[WHAT IS ASKED]:
Extract all lines that hold the string "مدارس".
══ THE RECORDS ══
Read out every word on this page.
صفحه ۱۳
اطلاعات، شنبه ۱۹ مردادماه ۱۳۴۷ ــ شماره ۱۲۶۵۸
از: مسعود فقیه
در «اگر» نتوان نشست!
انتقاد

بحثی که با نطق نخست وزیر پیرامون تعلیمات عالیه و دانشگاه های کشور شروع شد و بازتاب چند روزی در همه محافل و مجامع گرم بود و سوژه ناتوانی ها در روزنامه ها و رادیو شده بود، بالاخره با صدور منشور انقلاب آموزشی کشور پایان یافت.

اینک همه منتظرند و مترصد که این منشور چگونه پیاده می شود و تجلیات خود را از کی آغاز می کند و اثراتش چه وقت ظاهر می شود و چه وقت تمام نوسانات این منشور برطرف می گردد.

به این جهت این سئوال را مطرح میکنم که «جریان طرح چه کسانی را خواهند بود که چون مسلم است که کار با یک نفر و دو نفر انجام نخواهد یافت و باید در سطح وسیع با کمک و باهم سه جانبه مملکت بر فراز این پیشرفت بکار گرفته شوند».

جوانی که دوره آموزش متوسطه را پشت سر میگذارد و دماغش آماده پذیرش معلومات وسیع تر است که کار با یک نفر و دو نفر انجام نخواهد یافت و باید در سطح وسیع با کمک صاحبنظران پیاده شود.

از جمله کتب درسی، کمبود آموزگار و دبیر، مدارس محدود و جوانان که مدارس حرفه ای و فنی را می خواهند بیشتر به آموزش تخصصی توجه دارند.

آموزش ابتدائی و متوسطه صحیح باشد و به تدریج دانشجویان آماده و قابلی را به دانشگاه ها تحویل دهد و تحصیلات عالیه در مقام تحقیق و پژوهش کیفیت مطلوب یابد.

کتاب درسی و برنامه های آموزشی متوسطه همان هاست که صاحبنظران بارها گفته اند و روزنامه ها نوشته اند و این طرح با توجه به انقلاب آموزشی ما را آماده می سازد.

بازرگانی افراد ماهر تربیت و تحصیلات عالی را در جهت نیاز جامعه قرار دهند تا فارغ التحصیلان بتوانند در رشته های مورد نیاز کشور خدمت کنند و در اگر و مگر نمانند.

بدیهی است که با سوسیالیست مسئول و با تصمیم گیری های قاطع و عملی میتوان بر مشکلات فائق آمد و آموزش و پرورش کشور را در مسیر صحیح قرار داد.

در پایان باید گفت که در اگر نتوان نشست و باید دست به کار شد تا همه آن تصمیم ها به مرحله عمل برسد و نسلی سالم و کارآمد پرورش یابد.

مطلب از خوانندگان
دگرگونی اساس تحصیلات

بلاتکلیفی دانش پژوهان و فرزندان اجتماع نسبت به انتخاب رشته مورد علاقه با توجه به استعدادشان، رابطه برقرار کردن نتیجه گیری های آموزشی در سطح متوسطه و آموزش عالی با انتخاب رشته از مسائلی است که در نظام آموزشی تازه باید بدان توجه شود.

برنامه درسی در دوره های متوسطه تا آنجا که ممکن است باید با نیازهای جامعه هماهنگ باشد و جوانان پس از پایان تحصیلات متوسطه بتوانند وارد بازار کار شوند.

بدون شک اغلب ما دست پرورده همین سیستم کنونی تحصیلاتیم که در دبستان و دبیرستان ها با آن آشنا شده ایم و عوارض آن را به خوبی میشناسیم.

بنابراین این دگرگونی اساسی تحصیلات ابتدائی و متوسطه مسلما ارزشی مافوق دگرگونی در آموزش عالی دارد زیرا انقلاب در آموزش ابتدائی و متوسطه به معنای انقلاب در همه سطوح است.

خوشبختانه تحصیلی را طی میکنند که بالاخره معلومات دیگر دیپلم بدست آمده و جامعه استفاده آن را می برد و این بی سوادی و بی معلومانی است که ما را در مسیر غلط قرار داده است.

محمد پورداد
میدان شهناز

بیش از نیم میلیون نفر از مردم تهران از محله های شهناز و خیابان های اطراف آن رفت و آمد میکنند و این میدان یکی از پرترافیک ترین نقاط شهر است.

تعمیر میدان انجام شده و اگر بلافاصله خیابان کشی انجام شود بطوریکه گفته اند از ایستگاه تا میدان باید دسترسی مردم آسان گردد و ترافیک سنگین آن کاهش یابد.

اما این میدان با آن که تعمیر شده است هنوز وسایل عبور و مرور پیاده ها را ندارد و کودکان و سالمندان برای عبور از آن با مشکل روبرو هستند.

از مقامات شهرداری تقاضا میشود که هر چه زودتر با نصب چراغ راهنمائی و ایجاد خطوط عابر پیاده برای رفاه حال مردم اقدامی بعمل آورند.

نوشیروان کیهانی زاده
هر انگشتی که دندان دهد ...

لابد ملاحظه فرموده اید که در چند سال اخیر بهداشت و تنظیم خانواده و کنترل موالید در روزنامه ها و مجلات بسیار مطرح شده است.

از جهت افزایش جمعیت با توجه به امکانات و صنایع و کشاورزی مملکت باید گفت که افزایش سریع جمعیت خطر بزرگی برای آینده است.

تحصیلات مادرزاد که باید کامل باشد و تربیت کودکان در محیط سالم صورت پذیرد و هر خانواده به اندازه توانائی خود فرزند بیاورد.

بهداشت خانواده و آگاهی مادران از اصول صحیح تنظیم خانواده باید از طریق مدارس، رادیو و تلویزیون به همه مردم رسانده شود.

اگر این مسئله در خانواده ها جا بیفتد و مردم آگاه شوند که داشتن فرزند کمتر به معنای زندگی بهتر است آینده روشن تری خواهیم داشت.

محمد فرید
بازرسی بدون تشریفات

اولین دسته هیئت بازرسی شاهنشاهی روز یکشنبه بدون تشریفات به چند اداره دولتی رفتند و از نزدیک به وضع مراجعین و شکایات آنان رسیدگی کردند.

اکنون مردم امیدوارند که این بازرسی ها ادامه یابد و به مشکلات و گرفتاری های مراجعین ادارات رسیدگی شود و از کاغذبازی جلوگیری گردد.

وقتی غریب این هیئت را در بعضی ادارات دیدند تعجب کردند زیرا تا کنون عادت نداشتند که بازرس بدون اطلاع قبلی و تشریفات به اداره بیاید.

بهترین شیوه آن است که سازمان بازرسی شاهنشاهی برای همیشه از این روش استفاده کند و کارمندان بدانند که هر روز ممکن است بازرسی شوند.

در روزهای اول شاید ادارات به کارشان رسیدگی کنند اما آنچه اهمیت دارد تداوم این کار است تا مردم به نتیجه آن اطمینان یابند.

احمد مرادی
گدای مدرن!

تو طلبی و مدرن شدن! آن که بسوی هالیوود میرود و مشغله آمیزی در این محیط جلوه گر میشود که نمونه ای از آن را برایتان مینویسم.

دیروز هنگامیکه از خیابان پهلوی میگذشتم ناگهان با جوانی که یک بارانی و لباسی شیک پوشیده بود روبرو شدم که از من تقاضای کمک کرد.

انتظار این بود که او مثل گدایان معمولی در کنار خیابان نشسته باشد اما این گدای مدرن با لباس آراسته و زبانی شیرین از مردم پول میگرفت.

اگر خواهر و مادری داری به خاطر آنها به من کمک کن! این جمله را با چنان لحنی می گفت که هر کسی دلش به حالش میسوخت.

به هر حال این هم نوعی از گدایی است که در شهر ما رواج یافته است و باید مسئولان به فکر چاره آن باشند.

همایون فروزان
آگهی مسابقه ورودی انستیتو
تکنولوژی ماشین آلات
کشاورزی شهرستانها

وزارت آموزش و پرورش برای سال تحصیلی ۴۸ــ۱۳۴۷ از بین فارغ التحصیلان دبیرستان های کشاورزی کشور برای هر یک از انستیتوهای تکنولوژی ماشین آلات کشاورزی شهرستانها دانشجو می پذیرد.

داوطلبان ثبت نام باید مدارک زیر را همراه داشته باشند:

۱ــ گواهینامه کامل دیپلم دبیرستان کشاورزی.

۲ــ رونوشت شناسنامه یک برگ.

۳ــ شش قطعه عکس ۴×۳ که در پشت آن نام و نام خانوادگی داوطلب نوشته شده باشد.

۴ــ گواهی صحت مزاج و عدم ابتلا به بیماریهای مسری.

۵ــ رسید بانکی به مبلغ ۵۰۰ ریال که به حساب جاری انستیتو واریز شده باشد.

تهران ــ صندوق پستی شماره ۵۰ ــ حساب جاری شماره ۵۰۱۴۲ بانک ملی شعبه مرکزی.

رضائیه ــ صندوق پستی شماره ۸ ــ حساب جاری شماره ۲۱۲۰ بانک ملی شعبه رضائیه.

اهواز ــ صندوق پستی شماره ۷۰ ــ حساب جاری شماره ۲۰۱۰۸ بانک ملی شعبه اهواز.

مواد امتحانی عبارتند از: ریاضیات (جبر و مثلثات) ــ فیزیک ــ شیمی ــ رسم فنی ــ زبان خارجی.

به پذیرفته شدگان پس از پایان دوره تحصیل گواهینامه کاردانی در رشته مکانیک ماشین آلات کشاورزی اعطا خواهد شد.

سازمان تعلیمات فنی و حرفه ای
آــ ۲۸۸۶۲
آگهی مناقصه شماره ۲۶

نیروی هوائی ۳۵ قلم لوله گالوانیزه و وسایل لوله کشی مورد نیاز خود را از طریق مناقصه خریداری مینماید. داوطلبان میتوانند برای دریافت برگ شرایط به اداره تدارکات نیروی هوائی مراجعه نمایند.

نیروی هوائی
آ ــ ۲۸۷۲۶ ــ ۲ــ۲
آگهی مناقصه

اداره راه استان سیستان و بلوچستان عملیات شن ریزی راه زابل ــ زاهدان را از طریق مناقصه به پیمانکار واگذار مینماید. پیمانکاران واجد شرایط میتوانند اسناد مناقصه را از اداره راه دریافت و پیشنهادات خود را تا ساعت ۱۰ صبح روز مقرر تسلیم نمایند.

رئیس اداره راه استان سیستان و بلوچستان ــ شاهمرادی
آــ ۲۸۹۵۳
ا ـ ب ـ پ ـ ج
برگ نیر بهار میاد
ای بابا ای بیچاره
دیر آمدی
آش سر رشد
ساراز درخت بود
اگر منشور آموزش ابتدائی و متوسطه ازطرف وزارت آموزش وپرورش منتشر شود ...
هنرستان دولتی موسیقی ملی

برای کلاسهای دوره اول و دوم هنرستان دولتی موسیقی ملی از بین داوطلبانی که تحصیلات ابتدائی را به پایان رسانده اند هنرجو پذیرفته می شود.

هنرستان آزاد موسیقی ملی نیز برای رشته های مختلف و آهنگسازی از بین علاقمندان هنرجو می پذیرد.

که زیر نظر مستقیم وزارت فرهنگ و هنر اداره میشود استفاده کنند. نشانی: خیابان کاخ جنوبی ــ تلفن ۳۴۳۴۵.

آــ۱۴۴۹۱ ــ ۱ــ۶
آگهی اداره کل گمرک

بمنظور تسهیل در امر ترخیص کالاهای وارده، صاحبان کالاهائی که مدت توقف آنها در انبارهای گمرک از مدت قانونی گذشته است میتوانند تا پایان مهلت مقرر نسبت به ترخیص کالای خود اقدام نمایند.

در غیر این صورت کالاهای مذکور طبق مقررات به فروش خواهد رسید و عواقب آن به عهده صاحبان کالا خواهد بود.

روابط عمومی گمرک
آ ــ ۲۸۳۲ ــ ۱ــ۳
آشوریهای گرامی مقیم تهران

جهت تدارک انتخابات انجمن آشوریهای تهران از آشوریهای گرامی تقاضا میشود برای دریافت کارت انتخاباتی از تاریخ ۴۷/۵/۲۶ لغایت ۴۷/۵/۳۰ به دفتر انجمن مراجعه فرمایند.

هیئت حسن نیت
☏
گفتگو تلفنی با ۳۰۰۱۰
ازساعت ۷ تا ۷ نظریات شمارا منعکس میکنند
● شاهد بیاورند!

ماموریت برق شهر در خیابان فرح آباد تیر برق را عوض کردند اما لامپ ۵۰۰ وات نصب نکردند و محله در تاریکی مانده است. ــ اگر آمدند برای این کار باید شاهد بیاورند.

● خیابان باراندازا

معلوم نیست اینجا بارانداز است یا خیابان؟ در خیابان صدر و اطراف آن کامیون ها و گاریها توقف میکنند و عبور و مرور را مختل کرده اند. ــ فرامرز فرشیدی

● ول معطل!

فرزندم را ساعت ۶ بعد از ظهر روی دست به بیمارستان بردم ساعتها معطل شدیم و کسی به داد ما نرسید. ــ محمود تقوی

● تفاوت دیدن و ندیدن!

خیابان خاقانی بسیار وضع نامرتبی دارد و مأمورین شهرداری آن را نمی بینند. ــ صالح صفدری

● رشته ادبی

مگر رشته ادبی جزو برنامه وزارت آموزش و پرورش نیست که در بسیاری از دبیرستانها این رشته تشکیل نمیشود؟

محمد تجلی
═══
[FINAL ANSWER]:
از جمله کتب درسی، کمبود آموزگار و دبیر، مدارس محدود و جوانان که مدارس حرفه ای و فنی را می خواهند بیشتر به آموزش تخصصی توجه دارند.
بهداشت خانواده و آگاهی مادران از اصول صحیح تنظیم خانواده باید از طریق مدارس، رادیو و تلویزیون به همه مردم رسانده شود.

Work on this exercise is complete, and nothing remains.